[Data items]
■ ■ ■ ■ ■ ■ ■
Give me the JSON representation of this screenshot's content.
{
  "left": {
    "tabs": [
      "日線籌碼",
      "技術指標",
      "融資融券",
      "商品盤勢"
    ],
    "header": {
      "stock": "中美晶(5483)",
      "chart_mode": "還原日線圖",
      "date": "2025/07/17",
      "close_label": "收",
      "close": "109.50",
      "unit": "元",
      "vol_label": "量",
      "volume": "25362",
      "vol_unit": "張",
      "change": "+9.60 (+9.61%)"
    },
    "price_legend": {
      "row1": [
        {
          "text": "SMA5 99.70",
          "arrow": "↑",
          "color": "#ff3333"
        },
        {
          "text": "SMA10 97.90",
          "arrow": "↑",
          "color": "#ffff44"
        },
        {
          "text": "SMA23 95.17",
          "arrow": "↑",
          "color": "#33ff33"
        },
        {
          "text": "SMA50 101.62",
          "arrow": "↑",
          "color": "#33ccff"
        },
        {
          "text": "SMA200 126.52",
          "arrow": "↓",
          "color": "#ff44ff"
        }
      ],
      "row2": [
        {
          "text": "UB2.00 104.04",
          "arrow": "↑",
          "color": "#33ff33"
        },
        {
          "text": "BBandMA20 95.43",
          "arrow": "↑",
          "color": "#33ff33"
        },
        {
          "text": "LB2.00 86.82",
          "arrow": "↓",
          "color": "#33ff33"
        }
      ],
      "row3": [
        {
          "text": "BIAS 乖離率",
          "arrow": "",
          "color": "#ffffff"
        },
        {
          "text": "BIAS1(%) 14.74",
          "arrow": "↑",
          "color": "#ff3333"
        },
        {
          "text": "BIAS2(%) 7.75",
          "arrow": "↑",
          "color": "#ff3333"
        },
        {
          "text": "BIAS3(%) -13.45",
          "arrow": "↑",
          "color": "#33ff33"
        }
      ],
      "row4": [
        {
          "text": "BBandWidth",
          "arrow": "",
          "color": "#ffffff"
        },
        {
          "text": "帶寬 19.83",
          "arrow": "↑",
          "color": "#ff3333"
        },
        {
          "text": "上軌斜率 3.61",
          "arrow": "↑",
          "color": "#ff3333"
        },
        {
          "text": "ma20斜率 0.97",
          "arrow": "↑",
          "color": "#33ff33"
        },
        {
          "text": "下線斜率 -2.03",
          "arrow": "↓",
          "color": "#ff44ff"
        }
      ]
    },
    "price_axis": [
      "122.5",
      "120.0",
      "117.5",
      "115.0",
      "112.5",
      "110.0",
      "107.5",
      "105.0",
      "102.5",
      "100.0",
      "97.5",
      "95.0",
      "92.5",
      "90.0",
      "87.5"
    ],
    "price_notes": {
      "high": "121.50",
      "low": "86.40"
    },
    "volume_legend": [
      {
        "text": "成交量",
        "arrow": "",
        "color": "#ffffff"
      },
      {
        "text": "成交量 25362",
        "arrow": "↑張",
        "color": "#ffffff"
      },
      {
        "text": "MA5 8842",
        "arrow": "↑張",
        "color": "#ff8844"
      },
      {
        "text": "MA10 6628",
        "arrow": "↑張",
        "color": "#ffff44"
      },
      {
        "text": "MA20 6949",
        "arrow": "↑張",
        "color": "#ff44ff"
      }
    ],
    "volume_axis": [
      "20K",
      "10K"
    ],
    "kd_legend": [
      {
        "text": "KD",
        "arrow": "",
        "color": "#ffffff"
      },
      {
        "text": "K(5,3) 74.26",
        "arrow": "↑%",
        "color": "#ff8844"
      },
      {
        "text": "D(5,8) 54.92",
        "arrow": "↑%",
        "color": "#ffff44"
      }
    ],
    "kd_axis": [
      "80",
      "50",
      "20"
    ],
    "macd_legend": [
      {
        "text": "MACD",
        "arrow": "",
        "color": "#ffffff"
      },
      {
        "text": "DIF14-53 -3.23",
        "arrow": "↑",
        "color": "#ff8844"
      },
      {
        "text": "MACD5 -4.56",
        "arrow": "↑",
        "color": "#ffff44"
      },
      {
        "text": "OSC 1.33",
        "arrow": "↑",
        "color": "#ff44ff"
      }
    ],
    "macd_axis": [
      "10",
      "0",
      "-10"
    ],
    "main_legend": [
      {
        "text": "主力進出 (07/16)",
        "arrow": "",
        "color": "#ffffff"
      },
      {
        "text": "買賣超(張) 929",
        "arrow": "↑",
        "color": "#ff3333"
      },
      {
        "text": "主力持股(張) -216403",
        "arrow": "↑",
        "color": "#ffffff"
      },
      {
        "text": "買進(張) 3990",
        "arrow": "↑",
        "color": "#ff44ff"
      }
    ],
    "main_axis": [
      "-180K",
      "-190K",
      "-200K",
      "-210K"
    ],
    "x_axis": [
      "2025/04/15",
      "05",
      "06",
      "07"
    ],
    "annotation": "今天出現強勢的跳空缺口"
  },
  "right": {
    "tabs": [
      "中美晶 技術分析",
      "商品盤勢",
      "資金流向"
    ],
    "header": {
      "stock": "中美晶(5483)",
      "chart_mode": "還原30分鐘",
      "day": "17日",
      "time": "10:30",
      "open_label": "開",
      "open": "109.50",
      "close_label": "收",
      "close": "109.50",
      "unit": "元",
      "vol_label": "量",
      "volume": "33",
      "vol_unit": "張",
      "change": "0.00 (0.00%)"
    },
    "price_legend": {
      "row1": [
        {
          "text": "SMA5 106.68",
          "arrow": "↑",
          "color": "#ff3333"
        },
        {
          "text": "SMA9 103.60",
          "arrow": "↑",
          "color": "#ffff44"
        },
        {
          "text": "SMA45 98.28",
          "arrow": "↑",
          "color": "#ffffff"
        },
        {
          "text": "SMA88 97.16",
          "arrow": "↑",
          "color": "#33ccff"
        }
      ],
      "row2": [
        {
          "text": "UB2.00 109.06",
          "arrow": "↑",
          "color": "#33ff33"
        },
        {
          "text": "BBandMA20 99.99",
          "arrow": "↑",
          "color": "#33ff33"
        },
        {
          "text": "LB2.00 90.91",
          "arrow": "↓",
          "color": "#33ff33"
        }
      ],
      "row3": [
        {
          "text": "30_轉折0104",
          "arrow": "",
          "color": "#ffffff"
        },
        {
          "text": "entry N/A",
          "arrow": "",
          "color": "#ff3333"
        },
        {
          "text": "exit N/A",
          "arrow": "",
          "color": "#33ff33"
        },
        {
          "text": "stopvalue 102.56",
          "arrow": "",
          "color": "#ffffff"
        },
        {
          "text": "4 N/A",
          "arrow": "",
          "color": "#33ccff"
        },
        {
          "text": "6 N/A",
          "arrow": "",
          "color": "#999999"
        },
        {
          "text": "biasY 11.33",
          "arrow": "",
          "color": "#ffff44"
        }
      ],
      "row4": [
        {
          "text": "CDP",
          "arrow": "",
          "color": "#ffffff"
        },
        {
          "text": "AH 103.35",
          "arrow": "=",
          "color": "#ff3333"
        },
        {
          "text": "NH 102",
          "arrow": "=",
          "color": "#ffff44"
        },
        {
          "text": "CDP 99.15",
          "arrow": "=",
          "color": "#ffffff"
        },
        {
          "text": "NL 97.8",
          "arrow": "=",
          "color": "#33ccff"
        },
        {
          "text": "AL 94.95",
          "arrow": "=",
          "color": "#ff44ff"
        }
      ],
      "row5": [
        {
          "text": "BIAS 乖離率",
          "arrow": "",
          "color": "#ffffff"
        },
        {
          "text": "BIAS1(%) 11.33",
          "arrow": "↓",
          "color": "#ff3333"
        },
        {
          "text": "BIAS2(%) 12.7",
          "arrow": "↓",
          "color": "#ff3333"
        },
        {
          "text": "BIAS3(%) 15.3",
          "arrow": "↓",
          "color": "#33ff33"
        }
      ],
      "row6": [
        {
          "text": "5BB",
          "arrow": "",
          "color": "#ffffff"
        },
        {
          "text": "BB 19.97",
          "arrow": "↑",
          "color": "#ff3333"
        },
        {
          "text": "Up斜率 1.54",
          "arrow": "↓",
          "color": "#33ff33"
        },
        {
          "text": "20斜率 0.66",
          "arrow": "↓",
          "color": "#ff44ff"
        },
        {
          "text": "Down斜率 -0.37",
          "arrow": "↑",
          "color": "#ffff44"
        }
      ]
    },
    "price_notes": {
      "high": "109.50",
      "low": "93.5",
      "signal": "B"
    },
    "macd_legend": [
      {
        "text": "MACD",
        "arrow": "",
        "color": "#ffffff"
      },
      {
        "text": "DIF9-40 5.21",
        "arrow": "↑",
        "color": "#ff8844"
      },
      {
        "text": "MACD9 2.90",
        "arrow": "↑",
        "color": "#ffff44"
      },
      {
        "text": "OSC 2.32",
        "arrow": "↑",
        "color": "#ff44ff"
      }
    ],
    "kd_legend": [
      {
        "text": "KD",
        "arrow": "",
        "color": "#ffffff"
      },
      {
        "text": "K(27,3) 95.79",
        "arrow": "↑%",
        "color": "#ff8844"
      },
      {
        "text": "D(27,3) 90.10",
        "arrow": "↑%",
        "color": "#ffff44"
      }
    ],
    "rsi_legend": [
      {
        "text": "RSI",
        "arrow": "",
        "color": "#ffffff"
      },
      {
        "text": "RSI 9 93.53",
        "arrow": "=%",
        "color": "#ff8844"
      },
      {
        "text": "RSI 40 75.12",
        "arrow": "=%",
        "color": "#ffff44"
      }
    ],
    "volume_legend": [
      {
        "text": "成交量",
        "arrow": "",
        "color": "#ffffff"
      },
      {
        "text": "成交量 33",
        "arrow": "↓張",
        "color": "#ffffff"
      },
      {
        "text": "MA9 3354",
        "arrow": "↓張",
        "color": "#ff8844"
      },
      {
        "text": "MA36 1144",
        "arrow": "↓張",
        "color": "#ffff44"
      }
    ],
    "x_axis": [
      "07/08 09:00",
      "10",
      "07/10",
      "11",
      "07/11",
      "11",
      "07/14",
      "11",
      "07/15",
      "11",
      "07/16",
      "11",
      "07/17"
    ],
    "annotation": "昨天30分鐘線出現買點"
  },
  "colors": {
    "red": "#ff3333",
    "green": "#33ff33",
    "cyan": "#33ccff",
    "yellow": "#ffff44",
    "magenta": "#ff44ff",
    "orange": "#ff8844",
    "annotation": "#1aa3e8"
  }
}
■ ■ ■ ■ ■ ■ ■
#### [EXERCISE DESCRIPTION]
Pick out all the lines with the word "annotation" in them and copy them.

#### [ANSWER TO THIS PROBLEM]
    "annotation": "今天出現強勢的跳空缺口"
    "annotation": "昨天30分鐘線出現買點"
    "annotation": "#1aa3e8"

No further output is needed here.